- PROBLEM DESCRIPTION: Recast all the items below as a single numbered list, omitting any blank lines. Leave the pictures out of your answer.

--- start of RAW DATA ---

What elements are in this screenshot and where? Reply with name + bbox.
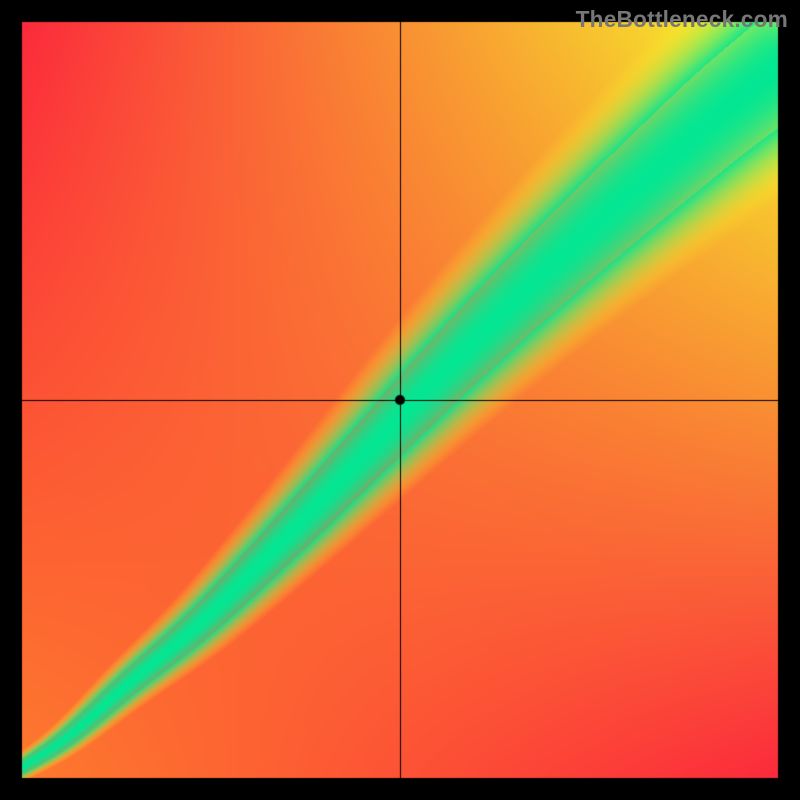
bottleneck-heatmap-canvas: [0, 0, 800, 800]
watermark-text: TheBottleneck.com: [576, 6, 788, 33]
chart-wrapper: TheBottleneck.com: [0, 0, 800, 800]
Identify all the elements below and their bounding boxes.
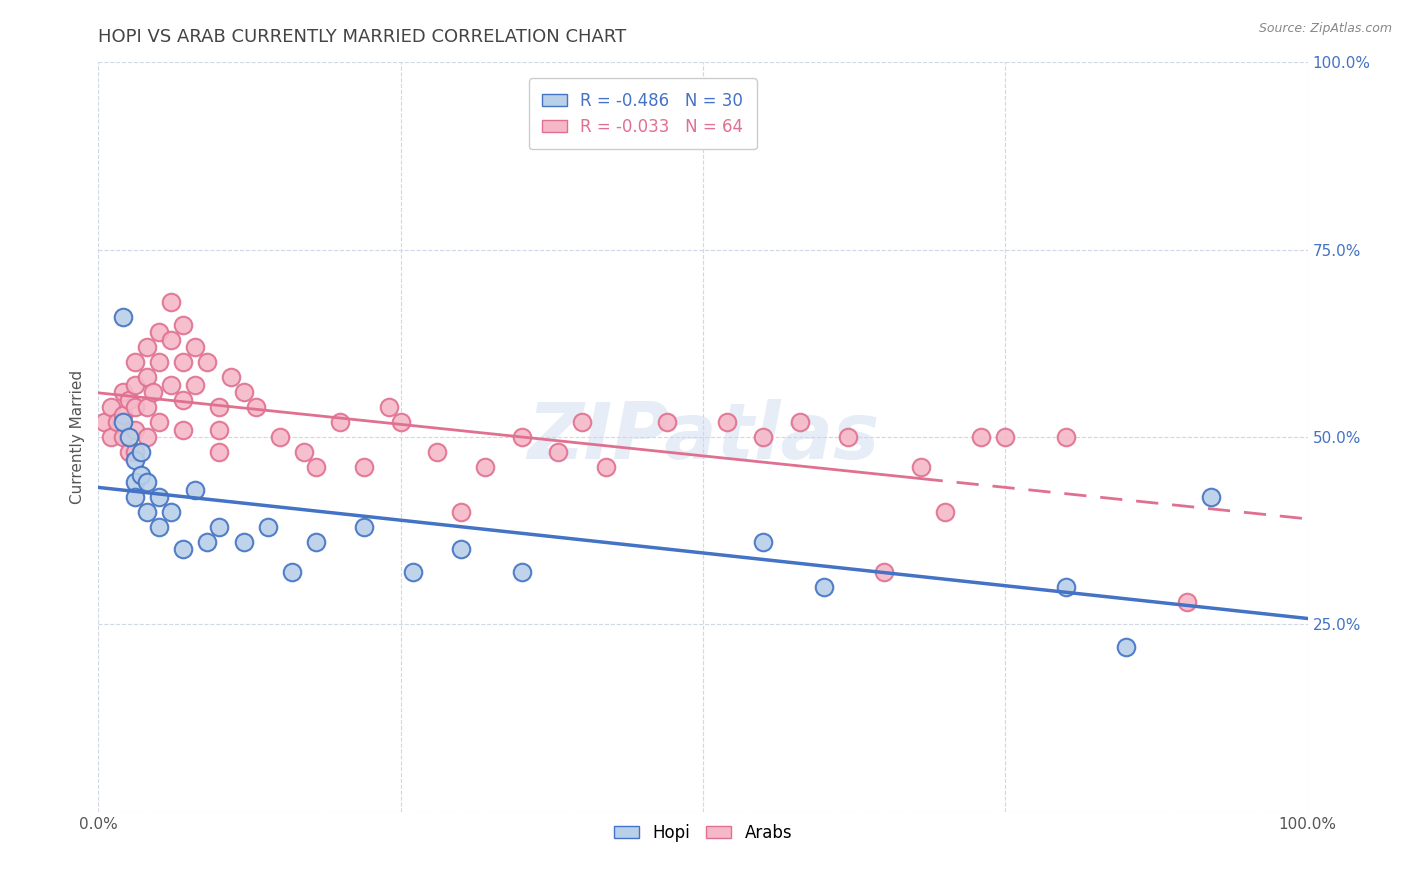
Point (111, 385, 134, 400)
Point (172, 542, 194, 557)
Point (129, 445, 152, 459)
Point (994, 430, 1017, 444)
Point (305, 460, 328, 475)
Point (208, 445, 231, 459)
Point (142, 385, 165, 400)
Point (547, 445, 569, 459)
Point (135, 505, 157, 519)
Point (595, 460, 617, 475)
Point (208, 400, 231, 414)
Point (148, 415, 170, 429)
Point (269, 430, 291, 444)
Point (232, 385, 254, 400)
Point (256, 520, 278, 534)
Point (129, 467, 152, 482)
Point (571, 415, 593, 429)
Point (148, 490, 170, 504)
Point (837, 430, 859, 444)
Point (135, 430, 157, 444)
Point (118, 392, 141, 407)
Point (450, 542, 472, 557)
Point (172, 392, 194, 407)
Point (510, 430, 533, 444)
Point (1054, 580, 1077, 594)
Point (124, 490, 146, 504)
Point (208, 423, 231, 437)
Text: HOPI VS ARAB CURRENTLY MARRIED CORRELATION CHART: HOPI VS ARAB CURRENTLY MARRIED CORRELATI… (98, 28, 627, 45)
Point (934, 505, 956, 519)
Point (124, 400, 146, 414)
Point (221, 370, 243, 384)
Point (195, 355, 218, 369)
Point (329, 415, 352, 429)
Point (135, 370, 157, 384)
Point (195, 535, 218, 549)
Point (118, 430, 141, 444)
Point (1054, 430, 1077, 444)
Point (208, 520, 231, 534)
Point (111, 430, 134, 444)
Point (105, 415, 128, 429)
Point (716, 415, 738, 429)
Point (135, 400, 157, 414)
Point (970, 430, 993, 444)
Point (873, 565, 896, 579)
Point (148, 325, 170, 339)
Point (184, 377, 207, 392)
Point (172, 355, 194, 369)
Point (135, 340, 157, 354)
Point (377, 400, 399, 414)
Point (245, 400, 267, 414)
Y-axis label: Currently Married: Currently Married (69, 370, 84, 504)
Point (1199, 490, 1222, 504)
Point (232, 535, 254, 549)
Point (353, 460, 375, 475)
Point (1175, 595, 1198, 609)
Point (292, 445, 315, 459)
Point (752, 535, 775, 549)
Point (789, 415, 811, 429)
Point (655, 415, 678, 429)
Point (111, 415, 134, 429)
Point (389, 415, 412, 429)
Point (184, 340, 207, 354)
Point (426, 445, 449, 459)
Point (474, 460, 496, 475)
Point (281, 565, 304, 579)
Point (124, 377, 146, 392)
Point (184, 483, 207, 497)
Point (148, 520, 170, 534)
Point (160, 505, 183, 519)
Point (148, 355, 170, 369)
Point (813, 580, 835, 594)
Point (910, 460, 932, 475)
Text: Source: ZipAtlas.com: Source: ZipAtlas.com (1258, 22, 1392, 36)
Point (111, 310, 134, 325)
Point (124, 452, 146, 467)
Point (160, 333, 183, 347)
Point (1115, 640, 1137, 654)
Point (353, 520, 375, 534)
Point (124, 355, 146, 369)
Point (124, 445, 146, 459)
Legend: Hopi, Arabs: Hopi, Arabs (607, 817, 799, 848)
Point (111, 408, 134, 422)
Point (160, 377, 183, 392)
Point (510, 565, 533, 579)
Point (160, 295, 183, 310)
Point (305, 535, 328, 549)
Point (124, 475, 146, 489)
Point (450, 505, 472, 519)
Point (93, 415, 115, 429)
Point (118, 445, 141, 459)
Point (752, 430, 775, 444)
Point (100, 430, 122, 444)
Point (124, 423, 146, 437)
Point (100, 400, 122, 414)
Point (402, 565, 425, 579)
Point (172, 423, 194, 437)
Point (135, 475, 157, 489)
Point (172, 318, 194, 332)
Text: ZIPatlas: ZIPatlas (527, 399, 879, 475)
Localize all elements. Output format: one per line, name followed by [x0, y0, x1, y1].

--- end of RAW DATA ---

- COMPLETED EXERCISE:
1. What elements are in this screenshot and where? Reply with name + bbox.
2. bottleneck-heatmap-canvas: [0, 0, 800, 800]
3. watermark-text: TheBottleneck.com: [576, 6, 788, 33]
4. chart-wrapper: TheBottleneck.com: [0, 0, 800, 800]
5. Identify all the elements below and their bounding boxes.
6. Point (111, 385, 134, 400)
7. Point (172, 542, 194, 557)
8. Point (129, 445, 152, 459)
9. Point (994, 430, 1017, 444)
10. Point (305, 460, 328, 475)
11. Point (208, 445, 231, 459)
12. Point (142, 385, 165, 400)
13. Point (547, 445, 569, 459)
14. Point (135, 505, 157, 519)
15. Point (595, 460, 617, 475)
16. Point (208, 400, 231, 414)
17. Point (148, 415, 170, 429)
18. Point (269, 430, 291, 444)
19. Point (232, 385, 254, 400)
20. Point (256, 520, 278, 534)
21. Point (129, 467, 152, 482)
22. Point (571, 415, 593, 429)
23. Point (148, 490, 170, 504)
24. Point (837, 430, 859, 444)
25. Point (135, 430, 157, 444)
26. Point (118, 392, 141, 407)
27. Point (450, 542, 472, 557)
28. Point (172, 392, 194, 407)
29. Point (510, 430, 533, 444)
30. Point (1054, 580, 1077, 594)
31. Point (124, 490, 146, 504)
32. Point (208, 423, 231, 437)
33. Text: HOPI VS ARAB CURRENTLY MARRIED CORRELATION CHART: HOPI VS ARAB CURRENTLY MARRIED CORRELATI… (98, 28, 627, 45)
34. Point (934, 505, 956, 519)
35. Point (124, 400, 146, 414)
36. Point (221, 370, 243, 384)
37. Point (195, 355, 218, 369)
38. Point (329, 415, 352, 429)
39. Point (135, 370, 157, 384)
40. Point (195, 535, 218, 549)
41. Point (118, 430, 141, 444)
42. Point (1054, 430, 1077, 444)
43. Point (208, 520, 231, 534)
44. Point (111, 430, 134, 444)
45. Point (105, 415, 128, 429)
46. Point (716, 415, 738, 429)
47. Point (135, 400, 157, 414)
48. Point (970, 430, 993, 444)
49. Point (873, 565, 896, 579)
50. Point (148, 325, 170, 339)
51. Point (184, 377, 207, 392)
52. Point (172, 355, 194, 369)
53. Point (135, 340, 157, 354)
54. Point (377, 400, 399, 414)
55. Point (245, 400, 267, 414)
56. Y-axis label: Currently Married: Currently Married (69, 370, 84, 504)
57. Point (1199, 490, 1222, 504)
58. Point (232, 535, 254, 549)
59. Point (353, 460, 375, 475)
60. Point (1175, 595, 1198, 609)
61. Point (292, 445, 315, 459)
62. Point (752, 535, 775, 549)
63. Point (789, 415, 811, 429)
64. Point (655, 415, 678, 429)
65. Point (111, 415, 134, 429)
66. Point (389, 415, 412, 429)
67. Point (184, 340, 207, 354)
68. Point (426, 445, 449, 459)
69. Point (474, 460, 496, 475)
70. Point (281, 565, 304, 579)
71. Point (124, 377, 146, 392)
72. Point (184, 483, 207, 497)
73. Point (148, 520, 170, 534)
74. Point (160, 505, 183, 519)
75. Point (148, 355, 170, 369)
76. Point (813, 580, 835, 594)
77. Point (910, 460, 932, 475)
78. Text: Source: ZipAtlas.com: Source: ZipAtlas.com (1258, 22, 1392, 36)
79. Point (111, 310, 134, 325)
80. Point (124, 452, 146, 467)
81. Point (160, 333, 183, 347)
82. Point (1115, 640, 1137, 654)
83. Point (353, 520, 375, 534)
84. Point (124, 355, 146, 369)
85. Point (124, 445, 146, 459)
86. Legend: Hopi, Arabs: Hopi, Arabs (607, 817, 799, 848)
87. Point (111, 408, 134, 422)
88. Point (160, 377, 183, 392)
89. Point (510, 565, 533, 579)
90. Point (160, 295, 183, 310)
91. Point (305, 535, 328, 549)
92. Point (124, 475, 146, 489)
93. Point (450, 505, 472, 519)
94. Point (93, 415, 115, 429)
95. Point (118, 445, 141, 459)
96. Point (752, 430, 775, 444)
97. Point (100, 430, 122, 444)
98. Point (124, 423, 146, 437)
99. Point (100, 400, 122, 414)
100. Point (402, 565, 425, 579)
101. Point (172, 423, 194, 437)
102. Point (135, 475, 157, 489)
103. Point (172, 318, 194, 332)
104. Text: ZIPatlas: ZIPatlas (527, 399, 879, 475)
105. Localize all elements. Output format: one per line, name followed by [x0, y0, x1, y1].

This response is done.